▸ **TASK SET**
1. Answer these questions using the text on executing strategy.
(a) What do lag measures tell you?
(b) How long is the weekly catch-up in which teams report on and create commitments?
(c) Which four principles does the text say hold up under pressure?
2. From the text on executing strategy, extract the passage from "Institutionalising these four" to "do feel great.", copying it word for word.

▸ **DOCUMENT EXCERPT**
+++

Frontline teams, who are in the thick of the work every day, will know what these critical activities are. It is a leader’s job to equip them with the tools to identify, measure and plan around them. This means helping them to look at the goal differently.

Looking to the future rather than the past is inherently more optimistic and proactive, yet even when we believe we’re being innovative, most of us don’t do that. Progress gets dragged down by lag measures which only tell you if you’ve achieved the goal. The opportunity to influence it has passed. Your team needs to be directed by lead measures, which tell you if you are likely to achieve the goal.

Empower your people to understand and leverage their influence by showing them how their individual actions contribute to a shared goal that is important to the organisation. By working to measures which are predictive of success, stretched teams are given a level of control which is particularly powerful when so much else is uncertain.

3. Engagement

Chris McChesney, co-author of FranklinCovey’s no.1 business best-seller The 4 Disciplines of Execution said it best: “When your team begins to see a breakthrough move as a direct result of their efforts, they will know they are winning, and we have found nothing that drives the morale and engagement of a team more than winning.”

We can thrive off quick wins for a while, syphoning the satisfaction off each sporadic job well done, but this ultimately gives way to frustration at a lack of meaningful, consistent movement on the long term objective.

You only know if you’re winning or not by keeping score. The lag and lead measures won’t have much meaning to the team unless they can see the progress in real time. A compelling scoreboard tells the teams where they are, where they should be and how they’re already winning.

Having the ability to fanatically track progress in real time also reveals opportunities to course correct the roadmap if necessary. It makes no sense to demoralise and disenfranchise a team who are having to work twice as hard for half the results. 

4. Accountability

People are more likely to commit to their own ideas than to orders from above. When individuals commit to fellow team members as well as their leaders, the commitment goes beyond professional job performance to become a personal promise.

At FranklinCovey we have field-tested the efficacy of each week, teams engaging in a simple 15 minute catch-up to report on and create commitments which are specific, relevant and timely. These commitments don’t have to move the earth- the commitment may take you 30 minutes- just the needle in the right direction.

The purpose is to practice the discipline of mutual accountability whilst also creating a space to celebrate small wins and highlight individual successes. Such sessions create a sense of unity and cement responsibilities.

…but what happens when people fail to keep their commitments? Consider this example leadership response from FranklinCovey Execution Practice Lead Ray McGrath:

“I know you had a tough week, and the escalation with that particular customer and that work you did on that presentation was really strong, and we really appreciate it. In this session though, we’re looking to hold each other accountable, we’re taking this seriously, we’re looking to do what we say we’re going to do. What can I do, or any members of this team can do, to help you get your commitment fulfilled for this week in addition to the commitment you’re making for the coming week?”

Accountability is the last execution hurdle many leaders fall at because it’s uncomfortable. However, balanced with high trust, unwavering respect and authenticity it will create higher, tighter performing teams who willingly own what they’re doing.

Future-proof your strategy

Focus, leverage, engagement and accountability are principles which hold up under pressure because they create a high performance culture rooted in purpose, recognition and community. 

If it’s not systemic or destabilising change, a lack in just one of these four areas will trip even the most genius strategies and talented teams up. They are simple, but not simplistic. Common sense, but not common practice.

Institutionalising these four principles transforms your individual and collective ability to keep delivering against the odds. And sometimes- increasingly- the odds do feel great.

+++

▸ **INFORMATION GIVEN**
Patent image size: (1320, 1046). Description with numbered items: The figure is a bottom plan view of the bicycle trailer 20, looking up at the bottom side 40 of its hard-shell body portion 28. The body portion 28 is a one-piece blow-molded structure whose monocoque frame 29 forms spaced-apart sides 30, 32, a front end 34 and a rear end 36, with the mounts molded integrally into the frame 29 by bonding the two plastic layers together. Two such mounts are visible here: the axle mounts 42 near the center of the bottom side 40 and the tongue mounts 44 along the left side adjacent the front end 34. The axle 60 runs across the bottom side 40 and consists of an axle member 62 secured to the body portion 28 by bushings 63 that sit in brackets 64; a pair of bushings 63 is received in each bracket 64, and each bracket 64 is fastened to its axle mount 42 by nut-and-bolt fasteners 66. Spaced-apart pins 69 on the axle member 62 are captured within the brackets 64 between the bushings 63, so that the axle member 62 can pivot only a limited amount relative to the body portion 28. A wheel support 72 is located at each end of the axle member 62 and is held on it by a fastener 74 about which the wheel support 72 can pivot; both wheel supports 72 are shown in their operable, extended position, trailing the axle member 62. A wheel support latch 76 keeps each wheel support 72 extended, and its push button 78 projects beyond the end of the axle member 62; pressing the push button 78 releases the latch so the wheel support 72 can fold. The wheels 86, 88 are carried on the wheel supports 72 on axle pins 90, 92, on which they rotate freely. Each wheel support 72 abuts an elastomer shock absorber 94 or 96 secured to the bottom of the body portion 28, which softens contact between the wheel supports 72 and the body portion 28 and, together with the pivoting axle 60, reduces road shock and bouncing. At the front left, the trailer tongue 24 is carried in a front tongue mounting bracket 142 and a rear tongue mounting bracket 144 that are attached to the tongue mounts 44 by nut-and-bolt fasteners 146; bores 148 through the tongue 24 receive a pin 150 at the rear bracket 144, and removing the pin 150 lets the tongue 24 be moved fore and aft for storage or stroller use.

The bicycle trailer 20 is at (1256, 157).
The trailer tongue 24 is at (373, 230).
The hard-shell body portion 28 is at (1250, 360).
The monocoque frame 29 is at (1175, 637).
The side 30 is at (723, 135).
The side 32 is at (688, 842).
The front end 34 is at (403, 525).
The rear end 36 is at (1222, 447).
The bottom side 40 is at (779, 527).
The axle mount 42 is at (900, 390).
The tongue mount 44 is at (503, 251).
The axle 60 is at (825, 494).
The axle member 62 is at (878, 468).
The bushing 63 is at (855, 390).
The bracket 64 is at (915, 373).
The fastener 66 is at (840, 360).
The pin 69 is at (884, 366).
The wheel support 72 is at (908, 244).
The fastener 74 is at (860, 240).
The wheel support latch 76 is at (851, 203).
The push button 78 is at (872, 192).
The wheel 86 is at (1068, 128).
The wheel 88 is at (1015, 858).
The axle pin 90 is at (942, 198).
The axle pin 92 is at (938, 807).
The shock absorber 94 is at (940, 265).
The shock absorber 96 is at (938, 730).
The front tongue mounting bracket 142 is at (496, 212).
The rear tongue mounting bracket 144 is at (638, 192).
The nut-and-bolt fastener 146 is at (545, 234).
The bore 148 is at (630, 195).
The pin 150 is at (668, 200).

+++

▸ **ANSWERS TO THIS EXERCISE**
1.
(a) Lag measures only tell you whether you've achieved the goal.
(b) 15 minutes.
(c) Focus, leverage, engagement and accountability.

2.
Institutionalising these four principles transforms your individual and collective ability to keep delivering against the odds. And sometimes- increasingly- the odds do feel great.